ページ抜粋:

'''

精神疾患者たちの「ココロの詩」が教えてくれる「詩作」の可能性

 

そこであらためて、「詩を書く」という作業に希望を見出している。この企画の当初、いくつかの福祉施設から精神疾患者や知的障がい・学習障がいの方への「詩の書き方」のレクチャーをお願いされ、私が話したのは「思いを書いて、願いを繰り返す」ことから始めるというシンプルなやりかただった。
今、この瞬間感じたこと、思ったことをそのまま文字にしてみる、その結果、なりたい自分やこうあってほしい現実を文字に「描き、繰り返す」との説明である。

朝起きて感じたことをつらつらと連ねて、昼間になって今の願いとして「ごはん食べたい」「ごはん食べたい」「ごはん食べたい」と綴るだけでも、素晴らしい作品になるから面白い。一歩踏み込めば「カレーが食べたい」も出てくるから、そうなれば味わいのある作品に仕上がってくる。
言葉を素直に描けることは、場の安心感が必然だから、自由に表現できることはすなわちストレスがないこと、その福祉施設の雰囲気も重要だ。だから、この作業には、さまざまな疾患や生きづらさを抱えながらも、発言や表現が自由であることが、よい作品を生み出す前提としてある。

1950年~60年代に米国で活躍した大詩人たちはニューヨーク派、ブラック・マウンテン派、ビート・ジェネレーションと呼ばれ、新しい言葉のリズムとその可能性を提示したが、それも言葉を自由に操ってよい環境があってこそで、半世紀を経た日本で感じるのは、精神疾患をはじめとする人たちの生きづらさの視点からの新しい言葉の連なりは、本来持つべき詩としての機能の中でまだまだ発揮できるものだと信じている。
それには「自由に思いを綴れる環境」が必要だ。この場を社会にどのように作っていくのか、これは社会の課題である。

'''

ページ分割用データ:
'''

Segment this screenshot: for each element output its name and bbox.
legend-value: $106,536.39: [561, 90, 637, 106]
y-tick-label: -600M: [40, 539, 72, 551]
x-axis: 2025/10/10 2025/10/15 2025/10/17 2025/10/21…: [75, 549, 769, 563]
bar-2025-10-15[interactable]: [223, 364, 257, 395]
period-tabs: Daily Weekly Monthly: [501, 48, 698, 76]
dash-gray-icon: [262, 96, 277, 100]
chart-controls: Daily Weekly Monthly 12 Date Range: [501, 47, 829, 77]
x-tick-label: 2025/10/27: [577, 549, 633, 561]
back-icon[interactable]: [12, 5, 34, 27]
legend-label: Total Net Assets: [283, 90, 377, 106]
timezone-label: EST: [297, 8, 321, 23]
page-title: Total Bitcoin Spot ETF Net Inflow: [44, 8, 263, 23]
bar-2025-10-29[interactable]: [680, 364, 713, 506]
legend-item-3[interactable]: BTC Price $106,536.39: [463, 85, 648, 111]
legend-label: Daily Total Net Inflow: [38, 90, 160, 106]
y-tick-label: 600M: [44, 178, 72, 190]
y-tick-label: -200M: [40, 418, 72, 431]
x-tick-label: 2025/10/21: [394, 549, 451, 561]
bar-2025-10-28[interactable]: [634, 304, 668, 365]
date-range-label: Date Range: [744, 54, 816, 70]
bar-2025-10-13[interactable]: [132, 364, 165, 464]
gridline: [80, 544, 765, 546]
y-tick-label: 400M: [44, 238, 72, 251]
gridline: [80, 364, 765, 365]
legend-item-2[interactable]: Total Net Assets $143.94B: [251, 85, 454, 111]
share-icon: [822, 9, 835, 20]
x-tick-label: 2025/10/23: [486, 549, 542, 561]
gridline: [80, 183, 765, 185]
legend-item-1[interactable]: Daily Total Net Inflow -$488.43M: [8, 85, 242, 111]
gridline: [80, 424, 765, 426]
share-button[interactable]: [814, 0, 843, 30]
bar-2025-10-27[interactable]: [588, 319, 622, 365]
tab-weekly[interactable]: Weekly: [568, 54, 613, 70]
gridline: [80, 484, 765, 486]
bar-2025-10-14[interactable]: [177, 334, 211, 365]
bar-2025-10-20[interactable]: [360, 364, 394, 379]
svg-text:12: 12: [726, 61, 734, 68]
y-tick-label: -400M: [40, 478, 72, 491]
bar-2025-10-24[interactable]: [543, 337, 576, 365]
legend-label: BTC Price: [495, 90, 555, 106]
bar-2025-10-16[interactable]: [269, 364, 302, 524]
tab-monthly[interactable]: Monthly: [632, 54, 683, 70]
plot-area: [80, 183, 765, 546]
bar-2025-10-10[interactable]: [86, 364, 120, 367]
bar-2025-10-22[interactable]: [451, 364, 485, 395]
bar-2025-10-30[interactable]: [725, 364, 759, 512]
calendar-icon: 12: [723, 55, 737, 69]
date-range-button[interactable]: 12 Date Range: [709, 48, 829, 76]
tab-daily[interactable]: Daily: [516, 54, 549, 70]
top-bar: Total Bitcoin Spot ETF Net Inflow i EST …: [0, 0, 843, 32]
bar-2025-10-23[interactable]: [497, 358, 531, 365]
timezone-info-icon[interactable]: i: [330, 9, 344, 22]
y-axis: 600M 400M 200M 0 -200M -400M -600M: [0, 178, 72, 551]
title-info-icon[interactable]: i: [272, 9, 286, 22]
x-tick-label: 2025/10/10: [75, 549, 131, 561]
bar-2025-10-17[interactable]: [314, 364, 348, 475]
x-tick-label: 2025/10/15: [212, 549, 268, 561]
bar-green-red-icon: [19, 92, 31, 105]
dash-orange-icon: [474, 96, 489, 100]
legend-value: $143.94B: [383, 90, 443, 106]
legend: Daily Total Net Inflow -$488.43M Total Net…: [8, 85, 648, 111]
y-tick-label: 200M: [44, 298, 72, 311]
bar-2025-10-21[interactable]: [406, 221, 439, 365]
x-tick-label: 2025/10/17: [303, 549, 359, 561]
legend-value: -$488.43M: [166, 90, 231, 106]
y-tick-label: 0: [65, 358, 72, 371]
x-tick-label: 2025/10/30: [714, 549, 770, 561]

'''

設問: 詩作についての抜粋から、1950年~60年代に米国で活躍した大詩人たちの呼び名をすべて書き出してください。 データの行は解答に必要ありません。

解答: ニューヨーク派、ブラック・マウンテン派、ビート・ジェネレーション